--- start of DATA PROVIDED ---
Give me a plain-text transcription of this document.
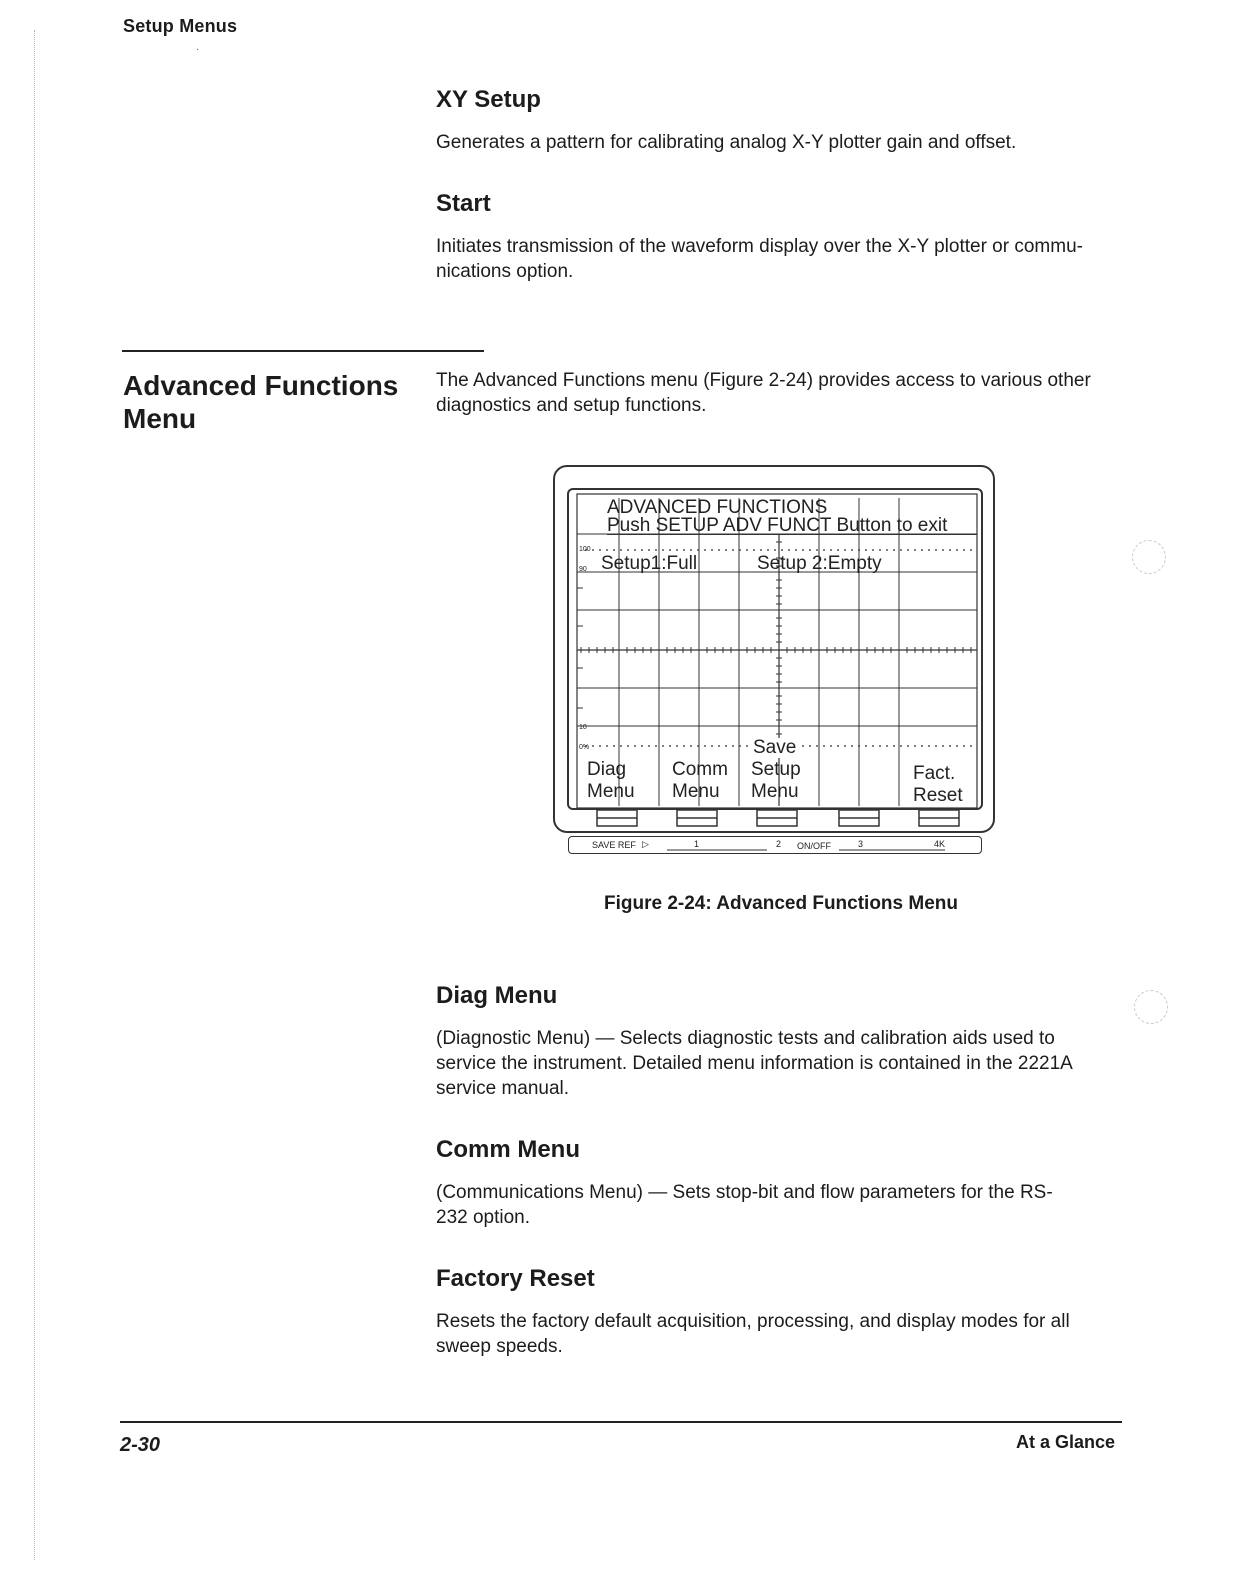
Setup Menus
·
XY Setup
Generates a pattern for calibrating analog X-Y plotter gain and offset.
Start
Initiates transmission of the waveform display over the X-Y plotter or commu- nications option.
Advanced Functions Menu
The Advanced Functions menu (Figure 2-24) provides access to various other diagnostics and setup functions.
ADVANCED FUNCTIONS
Push SETUP ADV FUNCT Button to exit
Setup1:Full	Setup 2:Empty
100
90
10
0%
Diag
Menu
Comm
Menu
Save
Setup
Menu
Fact.
Reset
SAVE REF ▷	1	2 ON/OFF	3	4K
Figure 2-24: Advanced Functions Menu
Diag Menu
(Diagnostic Menu) — Selects diagnostic tests and calibration aids used to service the instrument. Detailed menu information is contained in the 2221A service manual.
Comm Menu
(Communications Menu) — Sets stop-bit and flow parameters for the RS-232 option.
Factory Reset
Resets the factory default acquisition, processing, and display modes for all sweep speeds.
2-30	At a Glance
--- end of DATA PROVIDED ---
▶ _TASK OBJECTIVE_: Go through the data above and transcribe it in full, omitting any image.

▶ _EXERCISE OUTPUT_:
Give me a plain-text transcription of this document.
Setup Menus
·
XY Setup
Generates a pattern for calibrating analog X-Y plotter gain and offset.
Start
Initiates transmission of the waveform display over the X-Y plotter or commu- nications option.
Advanced Functions Menu
The Advanced Functions menu (Figure 2-24) provides access to various other diagnostics and setup functions.
ADVANCED FUNCTIONS
Push SETUP ADV FUNCT Button to exit
Setup1:Full	Setup 2:Empty
100
90
10
0%
Diag
Menu
Comm
Menu
Save
Setup
Menu
Fact.
Reset
SAVE REF ▷	1	2 ON/OFF	3	4K
Figure 2-24: Advanced Functions Menu
Diag Menu
(Diagnostic Menu) — Selects diagnostic tests and calibration aids used to service the instrument. Detailed menu information is contained in the 2221A service manual.
Comm Menu
(Communications Menu) — Sets stop-bit and flow parameters for the RS-232 option.
Factory Reset
Resets the factory default acquisition, processing, and display modes for all sweep speeds.
2-30	At a Glance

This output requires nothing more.